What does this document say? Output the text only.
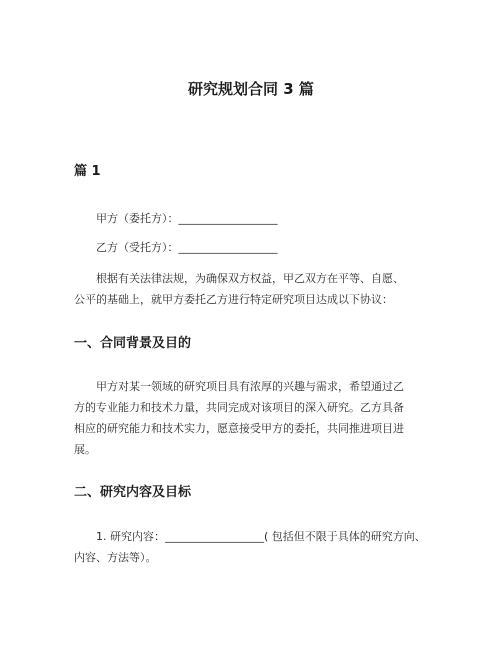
研究规划合同 3 篇
篇 1
甲方（委托方）：__________________
乙方（受托方）：__________________
根据有关法律法规，为确保双方权益，甲乙双方在平等、自愿、
公平的基础上，就甲方委托乙方进行特定研究项目达成以下协议：
一、合同背景及目的
甲方对某一领域的研究项目具有浓厚的兴趣与需求，希望通过乙
方的专业能力和技术力量，共同完成对该项目的深入研究。乙方具备
相应的研究能力和技术实力，愿意接受甲方的委托，共同推进项目进
展。
二、研究内容及目标
1. 研究内容：__________________( 包括但不限于具体的研究方向、
内容、方法等）。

--------------------

• Directions for this task
Make an exact copy of all the material, but keep the pictures out of it.

• The answer
What does this document say? Output the text only.
研究规划合同 3 篇
篇 1
甲方（委托方）：__________________
乙方（受托方）：__________________
根据有关法律法规，为确保双方权益，甲乙双方在平等、自愿、
公平的基础上，就甲方委托乙方进行特定研究项目达成以下协议：
一、合同背景及目的
甲方对某一领域的研究项目具有浓厚的兴趣与需求，希望通过乙
方的专业能力和技术力量，共同完成对该项目的深入研究。乙方具备
相应的研究能力和技术实力，愿意接受甲方的委托，共同推进项目进
展。
二、研究内容及目标
1. 研究内容：__________________( 包括但不限于具体的研究方向、
内容、方法等）。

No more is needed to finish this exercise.